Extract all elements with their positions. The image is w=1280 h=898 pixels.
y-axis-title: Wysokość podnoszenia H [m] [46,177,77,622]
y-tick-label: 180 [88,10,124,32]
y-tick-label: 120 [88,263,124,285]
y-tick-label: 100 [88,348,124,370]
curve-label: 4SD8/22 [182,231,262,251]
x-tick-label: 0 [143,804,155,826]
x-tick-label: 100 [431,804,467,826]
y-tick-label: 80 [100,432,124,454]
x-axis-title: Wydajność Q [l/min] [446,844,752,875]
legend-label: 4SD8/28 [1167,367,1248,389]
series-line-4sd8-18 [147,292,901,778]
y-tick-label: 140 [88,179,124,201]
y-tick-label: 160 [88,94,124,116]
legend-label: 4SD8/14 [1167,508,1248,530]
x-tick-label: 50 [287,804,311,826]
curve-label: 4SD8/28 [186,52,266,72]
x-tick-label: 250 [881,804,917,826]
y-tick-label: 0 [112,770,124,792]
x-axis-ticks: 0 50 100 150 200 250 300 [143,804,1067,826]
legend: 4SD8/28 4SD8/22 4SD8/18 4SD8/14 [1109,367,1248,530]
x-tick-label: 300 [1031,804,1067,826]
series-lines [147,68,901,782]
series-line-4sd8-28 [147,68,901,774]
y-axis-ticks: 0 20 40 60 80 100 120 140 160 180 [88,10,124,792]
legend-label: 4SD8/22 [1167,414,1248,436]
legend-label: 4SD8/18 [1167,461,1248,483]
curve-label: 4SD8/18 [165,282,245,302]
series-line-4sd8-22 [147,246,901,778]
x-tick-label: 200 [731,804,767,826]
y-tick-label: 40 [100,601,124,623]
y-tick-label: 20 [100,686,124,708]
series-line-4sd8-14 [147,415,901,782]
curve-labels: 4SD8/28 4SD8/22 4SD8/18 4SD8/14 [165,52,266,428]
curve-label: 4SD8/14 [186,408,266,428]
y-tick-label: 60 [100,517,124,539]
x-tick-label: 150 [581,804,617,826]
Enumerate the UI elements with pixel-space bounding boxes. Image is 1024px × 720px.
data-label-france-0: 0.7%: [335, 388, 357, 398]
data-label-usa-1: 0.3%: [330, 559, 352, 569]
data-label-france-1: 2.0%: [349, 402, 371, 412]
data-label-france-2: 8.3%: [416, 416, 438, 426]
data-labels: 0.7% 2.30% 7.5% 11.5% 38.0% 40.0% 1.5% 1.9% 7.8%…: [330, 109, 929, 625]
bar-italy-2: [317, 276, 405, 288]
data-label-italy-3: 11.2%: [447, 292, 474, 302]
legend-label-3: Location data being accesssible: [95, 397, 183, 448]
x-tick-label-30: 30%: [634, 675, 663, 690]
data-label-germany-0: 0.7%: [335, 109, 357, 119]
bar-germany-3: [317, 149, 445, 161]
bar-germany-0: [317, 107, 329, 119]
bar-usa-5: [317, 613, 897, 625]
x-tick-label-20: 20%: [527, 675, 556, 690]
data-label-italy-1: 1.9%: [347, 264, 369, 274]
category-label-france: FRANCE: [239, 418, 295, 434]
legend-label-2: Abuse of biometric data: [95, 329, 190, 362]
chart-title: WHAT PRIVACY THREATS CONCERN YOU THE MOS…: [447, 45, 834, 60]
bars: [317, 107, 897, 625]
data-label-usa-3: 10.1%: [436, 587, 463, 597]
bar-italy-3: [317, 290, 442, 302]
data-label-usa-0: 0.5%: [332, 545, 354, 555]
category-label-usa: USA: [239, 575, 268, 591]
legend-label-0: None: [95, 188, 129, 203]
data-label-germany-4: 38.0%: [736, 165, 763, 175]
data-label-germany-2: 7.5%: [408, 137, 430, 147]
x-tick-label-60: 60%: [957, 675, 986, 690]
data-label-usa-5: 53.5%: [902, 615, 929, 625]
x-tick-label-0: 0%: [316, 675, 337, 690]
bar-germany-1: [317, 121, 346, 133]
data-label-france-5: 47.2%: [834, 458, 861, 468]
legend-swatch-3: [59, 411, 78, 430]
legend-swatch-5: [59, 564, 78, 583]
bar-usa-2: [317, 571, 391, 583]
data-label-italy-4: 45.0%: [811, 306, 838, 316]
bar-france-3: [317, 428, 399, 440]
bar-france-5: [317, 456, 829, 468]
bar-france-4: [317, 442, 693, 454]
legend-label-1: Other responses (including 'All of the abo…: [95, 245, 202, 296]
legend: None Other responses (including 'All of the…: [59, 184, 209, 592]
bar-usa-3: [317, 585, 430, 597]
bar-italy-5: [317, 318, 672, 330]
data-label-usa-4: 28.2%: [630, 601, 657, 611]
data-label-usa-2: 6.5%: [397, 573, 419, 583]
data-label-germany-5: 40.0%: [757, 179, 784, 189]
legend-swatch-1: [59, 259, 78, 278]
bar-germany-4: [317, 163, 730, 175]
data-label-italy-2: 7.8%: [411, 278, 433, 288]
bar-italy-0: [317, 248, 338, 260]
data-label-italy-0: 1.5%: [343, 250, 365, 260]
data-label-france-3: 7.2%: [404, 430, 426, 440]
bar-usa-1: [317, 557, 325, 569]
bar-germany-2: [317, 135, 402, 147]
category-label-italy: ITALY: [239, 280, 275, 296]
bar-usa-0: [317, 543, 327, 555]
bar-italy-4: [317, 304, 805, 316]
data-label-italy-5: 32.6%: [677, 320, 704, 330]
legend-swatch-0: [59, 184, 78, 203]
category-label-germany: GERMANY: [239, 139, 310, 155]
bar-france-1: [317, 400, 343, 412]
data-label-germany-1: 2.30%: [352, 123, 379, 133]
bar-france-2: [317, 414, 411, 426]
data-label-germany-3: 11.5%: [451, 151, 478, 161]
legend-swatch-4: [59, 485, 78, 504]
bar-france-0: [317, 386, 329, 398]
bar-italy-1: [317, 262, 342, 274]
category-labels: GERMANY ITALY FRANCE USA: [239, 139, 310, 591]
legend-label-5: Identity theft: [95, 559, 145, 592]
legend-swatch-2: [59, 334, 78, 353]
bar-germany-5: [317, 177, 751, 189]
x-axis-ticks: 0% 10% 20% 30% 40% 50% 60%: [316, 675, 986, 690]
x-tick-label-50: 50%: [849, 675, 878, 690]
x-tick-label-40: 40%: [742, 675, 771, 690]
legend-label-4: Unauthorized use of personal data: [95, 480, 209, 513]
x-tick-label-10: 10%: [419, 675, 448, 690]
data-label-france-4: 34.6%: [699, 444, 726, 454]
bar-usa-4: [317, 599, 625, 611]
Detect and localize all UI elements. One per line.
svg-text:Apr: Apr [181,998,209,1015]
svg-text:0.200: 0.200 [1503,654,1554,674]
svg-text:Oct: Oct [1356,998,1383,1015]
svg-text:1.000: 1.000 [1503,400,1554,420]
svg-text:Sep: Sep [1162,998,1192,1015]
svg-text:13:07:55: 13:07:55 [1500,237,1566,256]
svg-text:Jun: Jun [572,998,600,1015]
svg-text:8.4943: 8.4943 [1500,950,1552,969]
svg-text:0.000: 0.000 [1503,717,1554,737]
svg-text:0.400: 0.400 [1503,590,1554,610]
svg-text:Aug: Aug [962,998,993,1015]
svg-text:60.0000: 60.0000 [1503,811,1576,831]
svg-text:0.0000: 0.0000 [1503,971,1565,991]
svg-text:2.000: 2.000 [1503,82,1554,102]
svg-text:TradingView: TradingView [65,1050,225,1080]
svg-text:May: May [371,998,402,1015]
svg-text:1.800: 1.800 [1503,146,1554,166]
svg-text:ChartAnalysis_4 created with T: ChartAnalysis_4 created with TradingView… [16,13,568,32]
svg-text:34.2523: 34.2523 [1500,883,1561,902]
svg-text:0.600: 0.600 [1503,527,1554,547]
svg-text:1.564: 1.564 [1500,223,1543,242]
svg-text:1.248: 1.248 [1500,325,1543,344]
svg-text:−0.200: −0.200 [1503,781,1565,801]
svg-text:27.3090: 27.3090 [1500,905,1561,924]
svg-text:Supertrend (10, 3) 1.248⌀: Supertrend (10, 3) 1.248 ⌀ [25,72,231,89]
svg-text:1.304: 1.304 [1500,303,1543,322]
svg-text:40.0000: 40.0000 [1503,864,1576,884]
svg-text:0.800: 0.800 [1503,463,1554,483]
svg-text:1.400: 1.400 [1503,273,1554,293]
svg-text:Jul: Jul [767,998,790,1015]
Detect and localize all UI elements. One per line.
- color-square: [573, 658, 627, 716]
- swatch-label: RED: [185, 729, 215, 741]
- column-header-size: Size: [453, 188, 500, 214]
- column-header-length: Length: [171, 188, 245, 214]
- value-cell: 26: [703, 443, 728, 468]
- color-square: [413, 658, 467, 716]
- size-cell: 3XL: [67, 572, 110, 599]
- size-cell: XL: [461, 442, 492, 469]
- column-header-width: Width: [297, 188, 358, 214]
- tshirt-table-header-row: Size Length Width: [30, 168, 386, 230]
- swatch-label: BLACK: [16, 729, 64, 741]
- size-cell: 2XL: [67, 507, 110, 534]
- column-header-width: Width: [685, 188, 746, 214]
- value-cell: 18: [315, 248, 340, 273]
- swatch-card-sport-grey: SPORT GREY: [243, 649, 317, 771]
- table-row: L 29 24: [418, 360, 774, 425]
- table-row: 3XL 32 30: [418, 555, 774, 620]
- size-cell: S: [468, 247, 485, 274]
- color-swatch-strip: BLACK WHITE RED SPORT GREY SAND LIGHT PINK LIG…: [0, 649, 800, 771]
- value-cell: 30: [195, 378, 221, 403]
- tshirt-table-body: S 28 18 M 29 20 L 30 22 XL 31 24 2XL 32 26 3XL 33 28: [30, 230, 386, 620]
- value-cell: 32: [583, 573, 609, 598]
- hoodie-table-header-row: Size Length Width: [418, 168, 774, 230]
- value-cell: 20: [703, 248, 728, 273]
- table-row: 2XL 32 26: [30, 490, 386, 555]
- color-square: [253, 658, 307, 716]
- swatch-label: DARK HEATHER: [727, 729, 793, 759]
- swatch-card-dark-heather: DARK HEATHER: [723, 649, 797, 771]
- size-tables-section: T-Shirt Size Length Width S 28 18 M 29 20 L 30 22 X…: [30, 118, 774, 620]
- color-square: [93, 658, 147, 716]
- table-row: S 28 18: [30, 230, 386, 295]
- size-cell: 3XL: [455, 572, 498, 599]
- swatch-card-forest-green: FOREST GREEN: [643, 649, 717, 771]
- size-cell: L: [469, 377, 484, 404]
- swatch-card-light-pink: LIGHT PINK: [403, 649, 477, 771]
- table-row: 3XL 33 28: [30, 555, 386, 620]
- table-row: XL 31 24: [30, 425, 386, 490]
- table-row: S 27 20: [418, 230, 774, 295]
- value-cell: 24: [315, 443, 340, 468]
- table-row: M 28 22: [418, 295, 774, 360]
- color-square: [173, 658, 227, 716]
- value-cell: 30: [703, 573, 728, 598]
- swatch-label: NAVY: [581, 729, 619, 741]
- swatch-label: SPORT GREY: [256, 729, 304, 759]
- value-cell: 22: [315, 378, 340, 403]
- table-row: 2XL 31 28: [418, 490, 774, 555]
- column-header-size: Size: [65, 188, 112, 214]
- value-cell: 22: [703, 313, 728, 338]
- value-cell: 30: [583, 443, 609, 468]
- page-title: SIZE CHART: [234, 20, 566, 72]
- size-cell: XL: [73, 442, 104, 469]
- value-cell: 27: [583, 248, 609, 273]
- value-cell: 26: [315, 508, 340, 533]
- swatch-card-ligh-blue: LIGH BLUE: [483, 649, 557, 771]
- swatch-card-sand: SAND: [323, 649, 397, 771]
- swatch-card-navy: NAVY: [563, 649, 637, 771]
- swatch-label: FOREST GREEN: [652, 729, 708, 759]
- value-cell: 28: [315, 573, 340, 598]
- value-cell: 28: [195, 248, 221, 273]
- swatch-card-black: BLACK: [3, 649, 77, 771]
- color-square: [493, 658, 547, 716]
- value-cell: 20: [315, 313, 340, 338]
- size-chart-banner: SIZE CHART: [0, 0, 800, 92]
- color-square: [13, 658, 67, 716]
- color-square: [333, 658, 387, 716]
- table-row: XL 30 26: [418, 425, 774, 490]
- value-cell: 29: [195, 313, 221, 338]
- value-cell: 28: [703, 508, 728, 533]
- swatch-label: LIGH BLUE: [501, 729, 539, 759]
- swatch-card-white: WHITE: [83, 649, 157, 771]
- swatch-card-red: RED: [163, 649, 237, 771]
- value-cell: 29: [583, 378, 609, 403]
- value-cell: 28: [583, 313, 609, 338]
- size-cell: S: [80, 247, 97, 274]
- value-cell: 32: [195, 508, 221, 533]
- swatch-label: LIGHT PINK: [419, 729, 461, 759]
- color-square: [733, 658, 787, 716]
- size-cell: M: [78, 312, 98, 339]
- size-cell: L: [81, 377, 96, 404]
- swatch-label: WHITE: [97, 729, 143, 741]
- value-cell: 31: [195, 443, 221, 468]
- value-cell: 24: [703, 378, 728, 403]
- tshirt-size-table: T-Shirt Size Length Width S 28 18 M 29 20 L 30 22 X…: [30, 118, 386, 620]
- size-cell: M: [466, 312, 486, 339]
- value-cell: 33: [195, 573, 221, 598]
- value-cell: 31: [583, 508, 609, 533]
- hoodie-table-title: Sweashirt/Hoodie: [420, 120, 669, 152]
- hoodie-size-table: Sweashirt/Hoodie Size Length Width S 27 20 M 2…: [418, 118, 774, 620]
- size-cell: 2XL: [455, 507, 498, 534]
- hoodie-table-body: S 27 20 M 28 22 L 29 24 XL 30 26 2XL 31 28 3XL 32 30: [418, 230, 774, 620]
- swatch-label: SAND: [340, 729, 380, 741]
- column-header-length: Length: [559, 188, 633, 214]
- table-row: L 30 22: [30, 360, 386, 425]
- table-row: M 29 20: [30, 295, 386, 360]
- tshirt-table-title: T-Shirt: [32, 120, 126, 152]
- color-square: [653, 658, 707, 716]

■ ■ ■ ■

What is being asked: Reproduce the entries starting at the first one and ending at the line that contains "y-tick-label: 80 [100,432,124,454]", changing "curve-label" to "line-label" and leaving everything else as it is.

Exercise result:
Extract all elements with their positions. The image is w=1280 h=898 pixels.
y-axis-title: Wysokość podnoszenia H [m] [46,177,77,622]
y-tick-label: 180 [88,10,124,32]
y-tick-label: 120 [88,263,124,285]
y-tick-label: 100 [88,348,124,370]
line-label: 4SD8/22 [182,231,262,251]
x-tick-label: 0 [143,804,155,826]
x-tick-label: 100 [431,804,467,826]
y-tick-label: 80 [100,432,124,454]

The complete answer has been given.